* Set task
State only the count of lines in the listing below that hold "STEREO".

-- start of Recorded information --

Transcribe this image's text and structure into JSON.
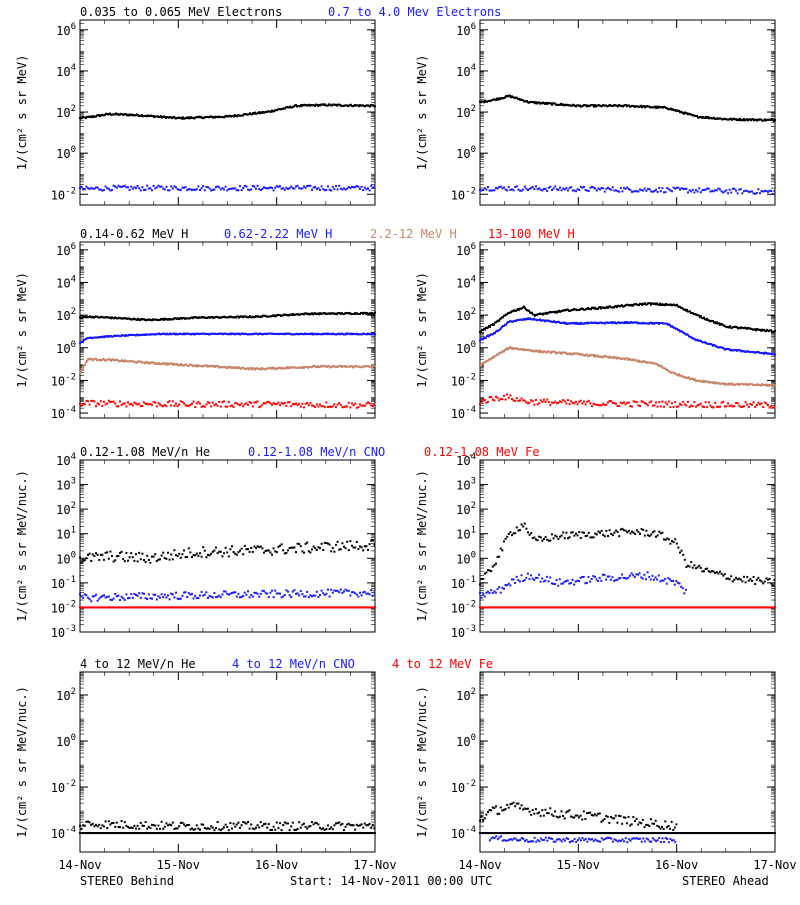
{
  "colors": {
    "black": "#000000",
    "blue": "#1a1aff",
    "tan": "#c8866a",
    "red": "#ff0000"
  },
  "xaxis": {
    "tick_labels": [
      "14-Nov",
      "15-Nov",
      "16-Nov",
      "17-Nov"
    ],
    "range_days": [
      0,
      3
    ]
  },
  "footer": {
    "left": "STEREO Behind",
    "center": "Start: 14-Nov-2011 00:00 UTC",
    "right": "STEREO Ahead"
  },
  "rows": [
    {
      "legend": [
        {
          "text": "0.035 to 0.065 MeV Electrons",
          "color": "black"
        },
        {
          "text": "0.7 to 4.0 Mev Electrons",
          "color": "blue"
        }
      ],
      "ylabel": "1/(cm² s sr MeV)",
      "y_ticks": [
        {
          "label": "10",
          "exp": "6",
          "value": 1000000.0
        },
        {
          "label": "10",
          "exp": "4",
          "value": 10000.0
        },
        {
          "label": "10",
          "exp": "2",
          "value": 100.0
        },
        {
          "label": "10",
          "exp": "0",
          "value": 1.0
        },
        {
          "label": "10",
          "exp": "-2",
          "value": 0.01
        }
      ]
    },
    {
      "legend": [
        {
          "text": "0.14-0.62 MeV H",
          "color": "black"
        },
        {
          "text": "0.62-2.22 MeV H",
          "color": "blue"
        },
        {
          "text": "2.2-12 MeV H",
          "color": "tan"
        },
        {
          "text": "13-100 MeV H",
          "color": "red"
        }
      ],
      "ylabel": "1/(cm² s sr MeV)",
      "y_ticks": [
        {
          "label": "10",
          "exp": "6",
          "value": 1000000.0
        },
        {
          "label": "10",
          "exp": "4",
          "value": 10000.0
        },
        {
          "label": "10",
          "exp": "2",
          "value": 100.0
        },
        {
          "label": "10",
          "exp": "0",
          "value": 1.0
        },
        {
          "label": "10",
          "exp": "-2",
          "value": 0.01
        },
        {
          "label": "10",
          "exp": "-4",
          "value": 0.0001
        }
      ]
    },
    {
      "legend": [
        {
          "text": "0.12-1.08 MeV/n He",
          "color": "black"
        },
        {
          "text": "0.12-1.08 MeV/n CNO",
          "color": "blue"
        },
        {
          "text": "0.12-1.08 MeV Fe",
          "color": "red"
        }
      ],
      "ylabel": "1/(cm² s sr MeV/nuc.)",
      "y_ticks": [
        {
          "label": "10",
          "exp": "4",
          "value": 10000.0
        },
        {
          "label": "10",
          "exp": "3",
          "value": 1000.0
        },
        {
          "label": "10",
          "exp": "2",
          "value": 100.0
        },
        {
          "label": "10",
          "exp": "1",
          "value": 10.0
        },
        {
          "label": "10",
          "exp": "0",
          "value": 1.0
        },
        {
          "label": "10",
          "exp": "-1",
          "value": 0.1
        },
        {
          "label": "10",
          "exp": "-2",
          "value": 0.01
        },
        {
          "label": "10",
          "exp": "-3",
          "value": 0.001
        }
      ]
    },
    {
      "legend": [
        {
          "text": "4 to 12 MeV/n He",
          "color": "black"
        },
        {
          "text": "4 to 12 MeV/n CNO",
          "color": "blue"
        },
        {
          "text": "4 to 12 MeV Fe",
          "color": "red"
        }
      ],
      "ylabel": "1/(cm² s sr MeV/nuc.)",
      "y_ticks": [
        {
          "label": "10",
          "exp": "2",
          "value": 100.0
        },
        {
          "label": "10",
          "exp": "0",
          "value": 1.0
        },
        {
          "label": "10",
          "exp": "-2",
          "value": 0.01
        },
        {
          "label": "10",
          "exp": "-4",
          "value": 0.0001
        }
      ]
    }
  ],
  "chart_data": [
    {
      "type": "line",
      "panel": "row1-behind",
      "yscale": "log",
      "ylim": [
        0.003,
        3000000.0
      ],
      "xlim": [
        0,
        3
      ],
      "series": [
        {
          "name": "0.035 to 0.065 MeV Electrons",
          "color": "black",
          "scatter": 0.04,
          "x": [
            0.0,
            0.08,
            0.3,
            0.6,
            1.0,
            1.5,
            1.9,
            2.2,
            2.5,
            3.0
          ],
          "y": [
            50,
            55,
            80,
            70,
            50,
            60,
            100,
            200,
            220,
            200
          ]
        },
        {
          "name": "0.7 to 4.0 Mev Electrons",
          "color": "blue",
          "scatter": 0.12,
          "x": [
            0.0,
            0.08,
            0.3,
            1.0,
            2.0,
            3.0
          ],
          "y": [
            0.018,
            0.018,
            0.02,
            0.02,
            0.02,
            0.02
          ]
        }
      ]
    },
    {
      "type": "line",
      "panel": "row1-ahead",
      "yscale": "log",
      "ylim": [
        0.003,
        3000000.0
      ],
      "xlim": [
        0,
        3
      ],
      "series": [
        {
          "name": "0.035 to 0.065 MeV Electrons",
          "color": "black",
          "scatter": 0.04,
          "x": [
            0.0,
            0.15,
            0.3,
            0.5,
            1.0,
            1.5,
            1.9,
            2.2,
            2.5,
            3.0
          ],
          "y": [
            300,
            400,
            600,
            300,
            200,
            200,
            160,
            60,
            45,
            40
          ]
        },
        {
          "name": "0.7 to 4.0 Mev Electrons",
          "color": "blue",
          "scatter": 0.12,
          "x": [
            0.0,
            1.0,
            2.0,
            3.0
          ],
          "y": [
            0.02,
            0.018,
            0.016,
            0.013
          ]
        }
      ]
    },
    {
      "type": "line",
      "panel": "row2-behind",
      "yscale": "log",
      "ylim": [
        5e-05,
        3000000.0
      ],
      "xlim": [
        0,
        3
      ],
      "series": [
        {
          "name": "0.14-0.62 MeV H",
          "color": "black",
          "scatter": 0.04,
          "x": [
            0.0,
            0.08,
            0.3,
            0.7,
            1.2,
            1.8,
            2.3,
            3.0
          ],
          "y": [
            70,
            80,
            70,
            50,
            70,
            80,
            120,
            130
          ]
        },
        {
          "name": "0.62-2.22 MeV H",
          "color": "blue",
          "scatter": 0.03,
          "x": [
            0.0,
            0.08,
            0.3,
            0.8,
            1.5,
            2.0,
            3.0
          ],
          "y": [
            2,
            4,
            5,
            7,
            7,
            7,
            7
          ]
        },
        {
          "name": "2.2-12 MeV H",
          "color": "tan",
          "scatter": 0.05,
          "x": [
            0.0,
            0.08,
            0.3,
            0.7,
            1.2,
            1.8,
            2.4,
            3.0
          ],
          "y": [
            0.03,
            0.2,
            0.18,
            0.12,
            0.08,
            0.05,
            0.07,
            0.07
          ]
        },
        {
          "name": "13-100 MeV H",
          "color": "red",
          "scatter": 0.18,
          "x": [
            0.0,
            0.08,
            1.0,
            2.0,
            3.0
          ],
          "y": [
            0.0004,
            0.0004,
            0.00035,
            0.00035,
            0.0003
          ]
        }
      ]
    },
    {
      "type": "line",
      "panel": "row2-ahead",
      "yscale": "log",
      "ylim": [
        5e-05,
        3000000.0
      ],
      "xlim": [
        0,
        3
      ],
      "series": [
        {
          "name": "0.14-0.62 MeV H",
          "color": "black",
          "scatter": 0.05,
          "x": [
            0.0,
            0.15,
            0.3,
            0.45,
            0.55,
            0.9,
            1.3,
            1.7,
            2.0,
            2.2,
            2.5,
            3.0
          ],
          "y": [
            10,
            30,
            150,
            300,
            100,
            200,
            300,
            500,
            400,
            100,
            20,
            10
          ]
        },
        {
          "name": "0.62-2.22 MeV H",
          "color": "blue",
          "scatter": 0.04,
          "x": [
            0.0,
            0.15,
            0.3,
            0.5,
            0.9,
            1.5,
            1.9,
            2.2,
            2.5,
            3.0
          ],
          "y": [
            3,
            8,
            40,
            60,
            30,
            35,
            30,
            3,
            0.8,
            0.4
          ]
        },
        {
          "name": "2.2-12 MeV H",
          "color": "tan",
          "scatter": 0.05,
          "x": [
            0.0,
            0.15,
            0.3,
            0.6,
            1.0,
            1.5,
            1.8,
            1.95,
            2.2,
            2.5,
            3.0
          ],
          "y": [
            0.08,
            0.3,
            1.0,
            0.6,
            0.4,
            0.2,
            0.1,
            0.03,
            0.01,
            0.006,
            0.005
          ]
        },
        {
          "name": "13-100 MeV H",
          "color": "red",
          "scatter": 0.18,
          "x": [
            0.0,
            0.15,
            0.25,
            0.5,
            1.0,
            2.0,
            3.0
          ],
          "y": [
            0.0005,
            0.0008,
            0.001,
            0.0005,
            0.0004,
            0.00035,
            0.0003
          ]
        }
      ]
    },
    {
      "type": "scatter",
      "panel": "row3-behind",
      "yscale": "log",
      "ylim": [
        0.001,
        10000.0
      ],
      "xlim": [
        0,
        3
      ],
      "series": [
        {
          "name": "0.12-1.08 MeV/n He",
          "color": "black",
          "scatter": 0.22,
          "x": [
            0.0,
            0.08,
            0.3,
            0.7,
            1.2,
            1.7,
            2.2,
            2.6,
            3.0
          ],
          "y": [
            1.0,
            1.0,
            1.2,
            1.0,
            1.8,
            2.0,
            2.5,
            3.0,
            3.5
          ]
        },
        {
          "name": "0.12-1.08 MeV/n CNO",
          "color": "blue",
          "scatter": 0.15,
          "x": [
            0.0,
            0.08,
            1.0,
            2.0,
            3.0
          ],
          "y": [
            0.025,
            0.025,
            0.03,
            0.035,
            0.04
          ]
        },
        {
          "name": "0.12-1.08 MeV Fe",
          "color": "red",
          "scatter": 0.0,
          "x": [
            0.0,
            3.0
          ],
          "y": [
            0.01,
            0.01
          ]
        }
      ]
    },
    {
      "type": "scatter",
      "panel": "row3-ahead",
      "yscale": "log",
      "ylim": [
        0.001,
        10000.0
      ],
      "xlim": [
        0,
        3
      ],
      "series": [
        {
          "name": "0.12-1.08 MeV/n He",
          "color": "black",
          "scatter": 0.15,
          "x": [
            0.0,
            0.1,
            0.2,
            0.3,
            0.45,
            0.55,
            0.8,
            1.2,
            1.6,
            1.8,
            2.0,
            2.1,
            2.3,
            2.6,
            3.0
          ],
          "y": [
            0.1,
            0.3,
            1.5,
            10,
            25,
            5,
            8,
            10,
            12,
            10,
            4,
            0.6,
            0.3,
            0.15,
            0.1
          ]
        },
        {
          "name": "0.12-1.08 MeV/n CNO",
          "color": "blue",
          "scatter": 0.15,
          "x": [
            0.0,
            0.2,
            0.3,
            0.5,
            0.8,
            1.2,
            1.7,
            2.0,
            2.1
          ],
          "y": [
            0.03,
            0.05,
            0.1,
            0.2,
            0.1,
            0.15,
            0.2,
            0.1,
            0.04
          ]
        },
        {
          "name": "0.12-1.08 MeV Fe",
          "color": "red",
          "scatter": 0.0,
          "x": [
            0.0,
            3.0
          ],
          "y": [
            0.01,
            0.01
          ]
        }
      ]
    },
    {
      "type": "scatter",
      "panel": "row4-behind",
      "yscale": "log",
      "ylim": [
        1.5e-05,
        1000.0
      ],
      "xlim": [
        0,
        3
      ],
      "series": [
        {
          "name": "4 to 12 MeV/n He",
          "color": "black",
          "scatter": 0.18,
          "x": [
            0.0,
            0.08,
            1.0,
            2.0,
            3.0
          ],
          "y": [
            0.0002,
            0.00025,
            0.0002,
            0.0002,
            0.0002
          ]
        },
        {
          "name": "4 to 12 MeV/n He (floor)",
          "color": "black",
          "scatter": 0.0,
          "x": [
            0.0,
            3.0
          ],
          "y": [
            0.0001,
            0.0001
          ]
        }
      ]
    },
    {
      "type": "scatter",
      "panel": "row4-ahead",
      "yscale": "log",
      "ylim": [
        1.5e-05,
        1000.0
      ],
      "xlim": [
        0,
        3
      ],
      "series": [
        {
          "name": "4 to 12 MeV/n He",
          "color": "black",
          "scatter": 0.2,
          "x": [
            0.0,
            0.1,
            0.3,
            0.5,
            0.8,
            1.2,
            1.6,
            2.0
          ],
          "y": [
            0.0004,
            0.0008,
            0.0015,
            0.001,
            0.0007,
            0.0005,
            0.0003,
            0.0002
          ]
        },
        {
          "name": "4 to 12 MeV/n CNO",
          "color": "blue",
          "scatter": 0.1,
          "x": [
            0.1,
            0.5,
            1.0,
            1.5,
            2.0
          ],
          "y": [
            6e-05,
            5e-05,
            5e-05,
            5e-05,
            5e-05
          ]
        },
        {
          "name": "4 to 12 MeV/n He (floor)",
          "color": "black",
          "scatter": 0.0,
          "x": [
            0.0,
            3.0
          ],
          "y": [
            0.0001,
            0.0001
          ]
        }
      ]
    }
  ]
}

-- end of Recorded information --

* Result for this exercise
2